Working data:
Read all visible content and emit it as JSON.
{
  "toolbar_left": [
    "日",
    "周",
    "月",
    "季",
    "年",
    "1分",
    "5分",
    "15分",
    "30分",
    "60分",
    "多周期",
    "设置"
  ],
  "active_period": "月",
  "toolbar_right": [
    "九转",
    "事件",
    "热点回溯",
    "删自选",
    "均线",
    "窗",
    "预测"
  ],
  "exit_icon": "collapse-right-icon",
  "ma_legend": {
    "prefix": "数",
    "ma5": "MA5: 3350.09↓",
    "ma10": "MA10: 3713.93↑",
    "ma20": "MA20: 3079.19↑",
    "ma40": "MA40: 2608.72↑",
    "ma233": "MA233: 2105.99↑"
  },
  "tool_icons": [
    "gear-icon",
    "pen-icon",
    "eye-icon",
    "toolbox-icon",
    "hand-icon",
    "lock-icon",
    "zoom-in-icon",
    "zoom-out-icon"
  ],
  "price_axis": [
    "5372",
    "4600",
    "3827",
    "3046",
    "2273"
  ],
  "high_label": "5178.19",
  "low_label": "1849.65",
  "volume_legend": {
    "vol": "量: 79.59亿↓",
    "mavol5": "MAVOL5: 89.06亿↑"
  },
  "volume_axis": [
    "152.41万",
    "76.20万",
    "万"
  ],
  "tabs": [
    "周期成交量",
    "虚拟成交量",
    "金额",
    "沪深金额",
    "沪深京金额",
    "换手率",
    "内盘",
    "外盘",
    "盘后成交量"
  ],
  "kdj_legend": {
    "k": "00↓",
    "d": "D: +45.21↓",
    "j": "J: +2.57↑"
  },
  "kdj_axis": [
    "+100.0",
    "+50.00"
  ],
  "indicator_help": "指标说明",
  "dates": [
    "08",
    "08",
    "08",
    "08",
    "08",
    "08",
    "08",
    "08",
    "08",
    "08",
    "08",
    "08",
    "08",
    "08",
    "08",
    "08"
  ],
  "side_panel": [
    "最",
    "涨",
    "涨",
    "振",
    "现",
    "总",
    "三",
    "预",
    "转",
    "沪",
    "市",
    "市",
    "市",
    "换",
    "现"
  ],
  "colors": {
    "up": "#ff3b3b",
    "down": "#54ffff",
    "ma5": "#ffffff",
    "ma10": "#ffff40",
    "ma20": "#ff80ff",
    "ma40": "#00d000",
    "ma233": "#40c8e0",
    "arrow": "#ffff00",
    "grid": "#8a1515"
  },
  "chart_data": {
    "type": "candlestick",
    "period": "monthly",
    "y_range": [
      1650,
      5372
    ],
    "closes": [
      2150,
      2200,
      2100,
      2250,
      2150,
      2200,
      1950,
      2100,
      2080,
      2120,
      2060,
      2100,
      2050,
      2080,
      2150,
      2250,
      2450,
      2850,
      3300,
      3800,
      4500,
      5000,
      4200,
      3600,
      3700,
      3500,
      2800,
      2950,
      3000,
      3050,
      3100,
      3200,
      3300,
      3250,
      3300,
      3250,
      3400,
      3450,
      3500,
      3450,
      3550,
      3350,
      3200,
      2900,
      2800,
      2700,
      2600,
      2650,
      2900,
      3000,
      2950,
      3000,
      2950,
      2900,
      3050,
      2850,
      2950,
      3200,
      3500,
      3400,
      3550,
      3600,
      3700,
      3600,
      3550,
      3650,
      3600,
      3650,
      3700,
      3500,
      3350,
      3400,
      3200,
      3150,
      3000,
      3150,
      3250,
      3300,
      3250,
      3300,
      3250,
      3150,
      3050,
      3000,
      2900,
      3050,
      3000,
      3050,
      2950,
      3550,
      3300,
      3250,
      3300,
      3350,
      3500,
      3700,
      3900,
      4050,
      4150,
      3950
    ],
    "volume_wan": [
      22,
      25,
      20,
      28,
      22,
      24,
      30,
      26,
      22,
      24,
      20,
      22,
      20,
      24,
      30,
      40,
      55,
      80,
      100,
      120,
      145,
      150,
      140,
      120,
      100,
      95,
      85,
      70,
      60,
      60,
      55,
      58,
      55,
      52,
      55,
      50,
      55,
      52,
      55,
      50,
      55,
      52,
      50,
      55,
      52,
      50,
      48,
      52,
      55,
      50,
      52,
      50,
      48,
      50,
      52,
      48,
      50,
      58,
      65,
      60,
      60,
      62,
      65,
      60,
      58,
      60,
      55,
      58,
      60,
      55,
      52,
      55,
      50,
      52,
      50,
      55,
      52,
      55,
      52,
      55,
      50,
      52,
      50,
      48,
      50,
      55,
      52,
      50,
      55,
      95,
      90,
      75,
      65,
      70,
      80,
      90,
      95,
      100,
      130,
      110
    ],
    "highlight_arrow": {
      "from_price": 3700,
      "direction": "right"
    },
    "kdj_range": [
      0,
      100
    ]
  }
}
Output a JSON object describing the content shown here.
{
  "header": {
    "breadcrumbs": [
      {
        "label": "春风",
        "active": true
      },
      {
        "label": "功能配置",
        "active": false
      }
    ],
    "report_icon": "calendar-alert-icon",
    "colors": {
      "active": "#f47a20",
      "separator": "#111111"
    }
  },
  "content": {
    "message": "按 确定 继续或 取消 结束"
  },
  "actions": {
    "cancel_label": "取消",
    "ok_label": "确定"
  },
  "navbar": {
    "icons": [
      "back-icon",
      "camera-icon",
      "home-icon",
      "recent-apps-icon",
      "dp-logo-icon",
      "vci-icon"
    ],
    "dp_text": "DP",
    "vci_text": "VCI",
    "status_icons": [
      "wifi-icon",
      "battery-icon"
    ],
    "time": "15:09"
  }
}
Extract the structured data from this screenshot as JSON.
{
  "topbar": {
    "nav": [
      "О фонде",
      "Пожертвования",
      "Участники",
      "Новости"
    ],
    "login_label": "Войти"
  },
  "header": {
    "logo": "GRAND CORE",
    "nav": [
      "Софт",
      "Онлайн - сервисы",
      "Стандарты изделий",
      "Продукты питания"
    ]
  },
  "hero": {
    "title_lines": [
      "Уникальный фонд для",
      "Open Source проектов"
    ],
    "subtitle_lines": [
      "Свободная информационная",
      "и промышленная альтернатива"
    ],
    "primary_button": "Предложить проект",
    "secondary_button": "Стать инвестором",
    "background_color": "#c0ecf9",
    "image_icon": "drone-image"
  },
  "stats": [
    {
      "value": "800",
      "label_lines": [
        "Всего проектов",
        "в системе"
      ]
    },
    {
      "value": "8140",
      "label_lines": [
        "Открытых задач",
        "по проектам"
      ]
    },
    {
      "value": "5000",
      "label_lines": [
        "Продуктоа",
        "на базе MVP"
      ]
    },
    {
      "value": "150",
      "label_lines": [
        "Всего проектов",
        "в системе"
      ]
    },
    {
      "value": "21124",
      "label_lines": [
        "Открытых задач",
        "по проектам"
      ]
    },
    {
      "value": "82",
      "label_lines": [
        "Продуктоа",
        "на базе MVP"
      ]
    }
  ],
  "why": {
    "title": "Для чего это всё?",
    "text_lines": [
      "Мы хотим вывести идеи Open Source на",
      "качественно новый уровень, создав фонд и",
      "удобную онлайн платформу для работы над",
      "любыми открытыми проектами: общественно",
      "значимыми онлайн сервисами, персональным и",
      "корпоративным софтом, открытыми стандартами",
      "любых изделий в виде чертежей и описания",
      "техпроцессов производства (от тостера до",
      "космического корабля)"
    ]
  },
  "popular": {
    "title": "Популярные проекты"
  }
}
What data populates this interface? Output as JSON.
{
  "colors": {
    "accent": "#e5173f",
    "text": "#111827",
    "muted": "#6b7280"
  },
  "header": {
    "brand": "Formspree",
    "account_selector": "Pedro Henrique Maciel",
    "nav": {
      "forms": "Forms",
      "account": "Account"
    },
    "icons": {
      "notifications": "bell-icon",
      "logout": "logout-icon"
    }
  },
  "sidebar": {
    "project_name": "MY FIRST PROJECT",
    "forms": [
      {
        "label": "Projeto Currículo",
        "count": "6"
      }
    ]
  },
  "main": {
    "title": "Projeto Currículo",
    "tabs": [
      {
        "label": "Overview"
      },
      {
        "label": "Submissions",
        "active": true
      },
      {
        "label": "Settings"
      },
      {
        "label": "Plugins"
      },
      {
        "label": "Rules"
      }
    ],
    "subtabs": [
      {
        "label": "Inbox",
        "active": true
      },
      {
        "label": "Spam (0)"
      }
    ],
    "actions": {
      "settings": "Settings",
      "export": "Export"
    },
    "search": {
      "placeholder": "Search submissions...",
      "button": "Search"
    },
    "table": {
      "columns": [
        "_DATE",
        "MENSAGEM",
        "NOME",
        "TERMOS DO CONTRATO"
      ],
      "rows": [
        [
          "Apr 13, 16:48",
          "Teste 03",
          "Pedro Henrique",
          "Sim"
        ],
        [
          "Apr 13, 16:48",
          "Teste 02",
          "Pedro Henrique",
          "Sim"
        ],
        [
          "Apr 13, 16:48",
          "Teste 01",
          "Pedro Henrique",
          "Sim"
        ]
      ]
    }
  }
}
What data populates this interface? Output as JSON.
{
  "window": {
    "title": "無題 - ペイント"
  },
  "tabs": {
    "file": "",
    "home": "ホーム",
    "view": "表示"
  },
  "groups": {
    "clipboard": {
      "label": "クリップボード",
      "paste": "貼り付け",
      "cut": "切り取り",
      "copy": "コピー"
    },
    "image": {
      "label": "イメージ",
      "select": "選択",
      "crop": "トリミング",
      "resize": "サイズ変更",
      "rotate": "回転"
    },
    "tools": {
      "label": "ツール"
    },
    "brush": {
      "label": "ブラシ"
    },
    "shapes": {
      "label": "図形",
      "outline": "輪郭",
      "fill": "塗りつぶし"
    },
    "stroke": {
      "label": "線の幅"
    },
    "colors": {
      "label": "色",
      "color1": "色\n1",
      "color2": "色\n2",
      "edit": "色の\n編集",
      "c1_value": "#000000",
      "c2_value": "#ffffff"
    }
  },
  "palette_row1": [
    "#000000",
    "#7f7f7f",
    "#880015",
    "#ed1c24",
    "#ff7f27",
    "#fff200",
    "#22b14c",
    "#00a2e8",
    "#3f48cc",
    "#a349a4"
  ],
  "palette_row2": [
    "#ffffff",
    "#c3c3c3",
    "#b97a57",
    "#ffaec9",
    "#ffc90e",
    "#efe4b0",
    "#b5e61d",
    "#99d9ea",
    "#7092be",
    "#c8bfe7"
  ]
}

Task: Report each line of the material above where the word "Projeto" appears.

Final result:
        "label": "Projeto Currículo",
    "title": "Projeto Currículo",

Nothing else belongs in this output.